▶ REQUIRED WORK: Quote every line of the entries below word for word, leaving nothing out and changing nothing.

Records
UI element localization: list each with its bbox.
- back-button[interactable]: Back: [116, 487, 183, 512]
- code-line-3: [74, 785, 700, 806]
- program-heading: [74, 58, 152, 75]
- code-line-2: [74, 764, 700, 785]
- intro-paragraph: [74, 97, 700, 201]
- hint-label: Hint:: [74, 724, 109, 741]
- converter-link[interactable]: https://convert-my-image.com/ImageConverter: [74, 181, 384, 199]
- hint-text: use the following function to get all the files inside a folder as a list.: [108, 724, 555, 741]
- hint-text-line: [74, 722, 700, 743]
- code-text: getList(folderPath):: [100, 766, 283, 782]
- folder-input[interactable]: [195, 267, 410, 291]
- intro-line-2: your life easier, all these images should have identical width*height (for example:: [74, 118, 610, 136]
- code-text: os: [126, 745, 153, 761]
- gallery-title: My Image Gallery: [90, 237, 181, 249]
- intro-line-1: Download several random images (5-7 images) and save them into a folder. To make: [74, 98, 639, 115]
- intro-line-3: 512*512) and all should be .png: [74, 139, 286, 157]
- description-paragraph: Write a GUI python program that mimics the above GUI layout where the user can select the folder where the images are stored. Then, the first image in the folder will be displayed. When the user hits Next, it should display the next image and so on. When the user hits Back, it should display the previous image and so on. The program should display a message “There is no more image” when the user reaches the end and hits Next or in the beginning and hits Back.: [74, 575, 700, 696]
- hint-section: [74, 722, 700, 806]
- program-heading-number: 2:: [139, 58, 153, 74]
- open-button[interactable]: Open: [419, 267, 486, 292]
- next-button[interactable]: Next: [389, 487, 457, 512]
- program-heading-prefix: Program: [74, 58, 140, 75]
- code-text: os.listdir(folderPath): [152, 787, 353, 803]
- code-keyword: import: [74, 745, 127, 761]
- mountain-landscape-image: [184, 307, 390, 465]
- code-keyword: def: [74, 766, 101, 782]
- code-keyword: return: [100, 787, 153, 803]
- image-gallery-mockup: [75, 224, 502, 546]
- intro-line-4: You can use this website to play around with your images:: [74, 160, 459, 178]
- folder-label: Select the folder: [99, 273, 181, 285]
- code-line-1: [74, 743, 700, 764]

▶ RESPONSE FOR THIS EXERCISE:
UI element localization: list each with its bbox.
- back-button[interactable]: Back: [116, 487, 183, 512]
- code-line-3: [74, 785, 700, 806]
- program-heading: [74, 58, 152, 75]
- code-line-2: [74, 764, 700, 785]
- intro-paragraph: [74, 97, 700, 201]
- hint-label: Hint:: [74, 724, 109, 741]
- converter-link[interactable]: https://convert-my-image.com/ImageConverter: [74, 181, 384, 199]
- hint-text: use the following function to get all the files inside a folder as a list.: [108, 724, 555, 741]
- hint-text-line: [74, 722, 700, 743]
- code-text: getList(folderPath):: [100, 766, 283, 782]
- folder-input[interactable]: [195, 267, 410, 291]
- intro-line-2: your life easier, all these images should have identical width*height (for example:: [74, 118, 610, 136]
- code-text: os: [126, 745, 153, 761]
- gallery-title: My Image Gallery: [90, 237, 181, 249]
- intro-line-1: Download several random images (5-7 images) and save them into a folder. To make: [74, 98, 639, 115]
- intro-line-3: 512*512) and all should be .png: [74, 139, 286, 157]
- description-paragraph: Write a GUI python program that mimics the above GUI layout where the user can select the folder where the images are stored. Then, the first image in the folder will be displayed. When the user hits Next, it should display the next image and so on. When the user hits Back, it should display the previous image and so on. The program should display a message “There is no more image” when the user reaches the end and hits Next or in the beginning and hits Back.: [74, 575, 700, 696]
- hint-section: [74, 722, 700, 806]
- program-heading-number: 2:: [139, 58, 153, 74]
- open-button[interactable]: Open: [419, 267, 486, 292]
- next-button[interactable]: Next: [389, 487, 457, 512]
- program-heading-prefix: Program: [74, 58, 140, 75]
- code-text: os.listdir(folderPath): [152, 787, 353, 803]
- code-keyword: import: [74, 745, 127, 761]
- mountain-landscape-image: [184, 307, 390, 465]
- code-keyword: def: [74, 766, 101, 782]
- code-keyword: return: [100, 787, 153, 803]
- image-gallery-mockup: [75, 224, 502, 546]
- intro-line-4: You can use this website to play around with your images:: [74, 160, 459, 178]
- folder-label: Select the folder: [99, 273, 181, 285]
- code-line-1: [74, 743, 700, 764]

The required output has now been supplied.